[Rows from a dataset]

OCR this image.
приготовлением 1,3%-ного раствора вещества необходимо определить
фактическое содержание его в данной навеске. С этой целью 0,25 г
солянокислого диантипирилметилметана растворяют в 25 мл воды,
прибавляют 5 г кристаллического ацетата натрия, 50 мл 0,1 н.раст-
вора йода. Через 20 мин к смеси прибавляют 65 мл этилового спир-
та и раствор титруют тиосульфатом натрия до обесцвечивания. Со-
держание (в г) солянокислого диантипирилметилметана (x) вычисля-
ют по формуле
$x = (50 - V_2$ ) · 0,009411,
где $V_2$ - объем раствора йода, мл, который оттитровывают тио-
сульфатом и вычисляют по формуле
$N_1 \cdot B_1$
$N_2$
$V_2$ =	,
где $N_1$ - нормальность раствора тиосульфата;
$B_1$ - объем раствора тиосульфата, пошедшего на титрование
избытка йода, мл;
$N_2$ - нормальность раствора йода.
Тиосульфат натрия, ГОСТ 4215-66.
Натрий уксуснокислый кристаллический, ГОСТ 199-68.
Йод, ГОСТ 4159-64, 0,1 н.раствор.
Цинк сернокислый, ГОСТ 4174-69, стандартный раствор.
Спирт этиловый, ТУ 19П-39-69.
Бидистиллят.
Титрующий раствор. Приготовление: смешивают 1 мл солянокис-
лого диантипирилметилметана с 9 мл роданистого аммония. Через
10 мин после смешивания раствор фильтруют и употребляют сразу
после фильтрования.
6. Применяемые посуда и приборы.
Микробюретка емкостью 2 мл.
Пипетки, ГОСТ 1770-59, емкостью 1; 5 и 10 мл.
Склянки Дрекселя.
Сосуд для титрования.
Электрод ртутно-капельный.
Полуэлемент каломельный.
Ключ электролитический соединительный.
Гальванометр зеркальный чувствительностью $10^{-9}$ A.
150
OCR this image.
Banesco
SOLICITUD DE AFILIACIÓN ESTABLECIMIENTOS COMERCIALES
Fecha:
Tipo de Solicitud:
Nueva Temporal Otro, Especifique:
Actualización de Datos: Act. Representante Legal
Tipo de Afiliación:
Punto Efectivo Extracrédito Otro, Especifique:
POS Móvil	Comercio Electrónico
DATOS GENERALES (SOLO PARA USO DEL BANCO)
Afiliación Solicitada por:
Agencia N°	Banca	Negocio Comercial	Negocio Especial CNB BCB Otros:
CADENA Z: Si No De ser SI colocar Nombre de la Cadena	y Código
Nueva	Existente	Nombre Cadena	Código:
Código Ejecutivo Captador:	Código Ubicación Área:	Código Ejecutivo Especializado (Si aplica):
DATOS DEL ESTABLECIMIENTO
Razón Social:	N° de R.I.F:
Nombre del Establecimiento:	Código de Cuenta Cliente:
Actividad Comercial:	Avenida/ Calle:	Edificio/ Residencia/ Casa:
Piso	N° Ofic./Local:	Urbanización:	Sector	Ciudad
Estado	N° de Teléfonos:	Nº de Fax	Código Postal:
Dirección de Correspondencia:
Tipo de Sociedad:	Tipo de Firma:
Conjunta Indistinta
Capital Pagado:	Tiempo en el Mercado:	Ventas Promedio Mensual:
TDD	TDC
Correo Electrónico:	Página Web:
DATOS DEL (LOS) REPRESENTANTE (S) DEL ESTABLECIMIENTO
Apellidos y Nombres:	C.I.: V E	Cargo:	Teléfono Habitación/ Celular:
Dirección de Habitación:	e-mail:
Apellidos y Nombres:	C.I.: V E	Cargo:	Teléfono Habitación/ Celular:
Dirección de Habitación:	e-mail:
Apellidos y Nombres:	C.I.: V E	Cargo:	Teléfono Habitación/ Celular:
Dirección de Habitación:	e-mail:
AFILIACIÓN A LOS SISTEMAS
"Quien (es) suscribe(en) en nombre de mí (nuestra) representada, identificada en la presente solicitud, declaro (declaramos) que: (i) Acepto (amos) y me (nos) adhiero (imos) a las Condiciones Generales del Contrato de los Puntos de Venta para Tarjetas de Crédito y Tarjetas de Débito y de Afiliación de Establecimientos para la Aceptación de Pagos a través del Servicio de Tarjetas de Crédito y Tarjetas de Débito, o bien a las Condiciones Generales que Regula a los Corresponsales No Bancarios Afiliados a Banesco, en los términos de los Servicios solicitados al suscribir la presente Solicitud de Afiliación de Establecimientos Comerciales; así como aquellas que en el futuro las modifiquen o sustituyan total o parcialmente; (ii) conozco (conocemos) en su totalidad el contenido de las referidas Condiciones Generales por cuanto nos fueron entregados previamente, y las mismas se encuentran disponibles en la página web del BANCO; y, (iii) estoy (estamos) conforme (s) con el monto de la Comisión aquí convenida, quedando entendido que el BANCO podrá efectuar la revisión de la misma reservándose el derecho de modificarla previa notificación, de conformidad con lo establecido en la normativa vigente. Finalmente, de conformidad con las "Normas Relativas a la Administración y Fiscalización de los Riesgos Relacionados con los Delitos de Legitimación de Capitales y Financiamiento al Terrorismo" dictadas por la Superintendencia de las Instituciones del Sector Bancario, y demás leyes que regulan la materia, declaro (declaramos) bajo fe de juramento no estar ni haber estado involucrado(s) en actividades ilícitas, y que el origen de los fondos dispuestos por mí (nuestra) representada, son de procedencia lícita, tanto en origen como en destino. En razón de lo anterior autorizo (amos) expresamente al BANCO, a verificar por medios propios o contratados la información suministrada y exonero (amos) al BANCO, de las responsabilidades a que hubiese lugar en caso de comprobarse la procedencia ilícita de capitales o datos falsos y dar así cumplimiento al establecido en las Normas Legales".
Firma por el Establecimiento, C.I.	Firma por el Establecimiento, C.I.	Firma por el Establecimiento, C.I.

**Your instructions**
Your task is to reproduce all of the records exactly.

**Exercise response**
OCR this image.
приготовлением 1,3%-ного раствора вещества необходимо определить
фактическое содержание его в данной навеске. С этой целью 0,25 г
солянокислого диантипирилметилметана растворяют в 25 мл воды,
прибавляют 5 г кристаллического ацетата натрия, 50 мл 0,1 н.раст-
вора йода. Через 20 мин к смеси прибавляют 65 мл этилового спир-
та и раствор титруют тиосульфатом натрия до обесцвечивания. Со-
держание (в г) солянокислого диантипирилметилметана (x) вычисля-
ют по формуле
$x = (50 - V_2$ ) · 0,009411,
где $V_2$ - объем раствора йода, мл, который оттитровывают тио-
сульфатом и вычисляют по формуле
$N_1 \cdot B_1$
$N_2$
$V_2$ =	,
где $N_1$ - нормальность раствора тиосульфата;
$B_1$ - объем раствора тиосульфата, пошедшего на титрование
избытка йода, мл;
$N_2$ - нормальность раствора йода.
Тиосульфат натрия, ГОСТ 4215-66.
Натрий уксуснокислый кристаллический, ГОСТ 199-68.
Йод, ГОСТ 4159-64, 0,1 н.раствор.
Цинк сернокислый, ГОСТ 4174-69, стандартный раствор.
Спирт этиловый, ТУ 19П-39-69.
Бидистиллят.
Титрующий раствор. Приготовление: смешивают 1 мл солянокис-
лого диантипирилметилметана с 9 мл роданистого аммония. Через
10 мин после смешивания раствор фильтруют и употребляют сразу
после фильтрования.
6. Применяемые посуда и приборы.
Микробюретка емкостью 2 мл.
Пипетки, ГОСТ 1770-59, емкостью 1; 5 и 10 мл.
Склянки Дрекселя.
Сосуд для титрования.
Электрод ртутно-капельный.
Полуэлемент каломельный.
Ключ электролитический соединительный.
Гальванометр зеркальный чувствительностью $10^{-9}$ A.
150
OCR this image.
Banesco
SOLICITUD DE AFILIACIÓN ESTABLECIMIENTOS COMERCIALES
Fecha:
Tipo de Solicitud:
Nueva Temporal Otro, Especifique:
Actualización de Datos: Act. Representante Legal
Tipo de Afiliación:
Punto Efectivo Extracrédito Otro, Especifique:
POS Móvil	Comercio Electrónico
DATOS GENERALES (SOLO PARA USO DEL BANCO)
Afiliación Solicitada por:
Agencia N°	Banca	Negocio Comercial	Negocio Especial CNB BCB Otros:
CADENA Z: Si No De ser SI colocar Nombre de la Cadena	y Código
Nueva	Existente	Nombre Cadena	Código:
Código Ejecutivo Captador:	Código Ubicación Área:	Código Ejecutivo Especializado (Si aplica):
DATOS DEL ESTABLECIMIENTO
Razón Social:	N° de R.I.F:
Nombre del Establecimiento:	Código de Cuenta Cliente:
Actividad Comercial:	Avenida/ Calle:	Edificio/ Residencia/ Casa:
Piso	N° Ofic./Local:	Urbanización:	Sector	Ciudad
Estado	N° de Teléfonos:	Nº de Fax	Código Postal:
Dirección de Correspondencia:
Tipo de Sociedad:	Tipo de Firma:
Conjunta Indistinta
Capital Pagado:	Tiempo en el Mercado:	Ventas Promedio Mensual:
TDD	TDC
Correo Electrónico:	Página Web:
DATOS DEL (LOS) REPRESENTANTE (S) DEL ESTABLECIMIENTO
Apellidos y Nombres:	C.I.: V E	Cargo:	Teléfono Habitación/ Celular:
Dirección de Habitación:	e-mail:
Apellidos y Nombres:	C.I.: V E	Cargo:	Teléfono Habitación/ Celular:
Dirección de Habitación:	e-mail:
Apellidos y Nombres:	C.I.: V E	Cargo:	Teléfono Habitación/ Celular:
Dirección de Habitación:	e-mail:
AFILIACIÓN A LOS SISTEMAS
"Quien (es) suscribe(en) en nombre de mí (nuestra) representada, identificada en la presente solicitud, declaro (declaramos) que: (i) Acepto (amos) y me (nos) adhiero (imos) a las Condiciones Generales del Contrato de los Puntos de Venta para Tarjetas de Crédito y Tarjetas de Débito y de Afiliación de Establecimientos para la Aceptación de Pagos a través del Servicio de Tarjetas de Crédito y Tarjetas de Débito, o bien a las Condiciones Generales que Regula a los Corresponsales No Bancarios Afiliados a Banesco, en los términos de los Servicios solicitados al suscribir la presente Solicitud de Afiliación de Establecimientos Comerciales; así como aquellas que en el futuro las modifiquen o sustituyan total o parcialmente; (ii) conozco (conocemos) en su totalidad el contenido de las referidas Condiciones Generales por cuanto nos fueron entregados previamente, y las mismas se encuentran disponibles en la página web del BANCO; y, (iii) estoy (estamos) conforme (s) con el monto de la Comisión aquí convenida, quedando entendido que el BANCO podrá efectuar la revisión de la misma reservándose el derecho de modificarla previa notificación, de conformidad con lo establecido en la normativa vigente. Finalmente, de conformidad con las "Normas Relativas a la Administración y Fiscalización de los Riesgos Relacionados con los Delitos de Legitimación de Capitales y Financiamiento al Terrorismo" dictadas por la Superintendencia de las Instituciones del Sector Bancario, y demás leyes que regulan la materia, declaro (declaramos) bajo fe de juramento no estar ni haber estado involucrado(s) en actividades ilícitas, y que el origen de los fondos dispuestos por mí (nuestra) representada, son de procedencia lícita, tanto en origen como en destino. En razón de lo anterior autorizo (amos) expresamente al BANCO, a verificar por medios propios o contratados la información suministrada y exonero (amos) al BANCO, de las responsabilidades a que hubiese lugar en caso de comprobarse la procedencia ilícita de capitales o datos falsos y dar así cumplimiento al establecido en las Normas Legales".
Firma por el Establecimiento, C.I.	Firma por el Establecimiento, C.I.	Firma por el Establecimiento, C.I.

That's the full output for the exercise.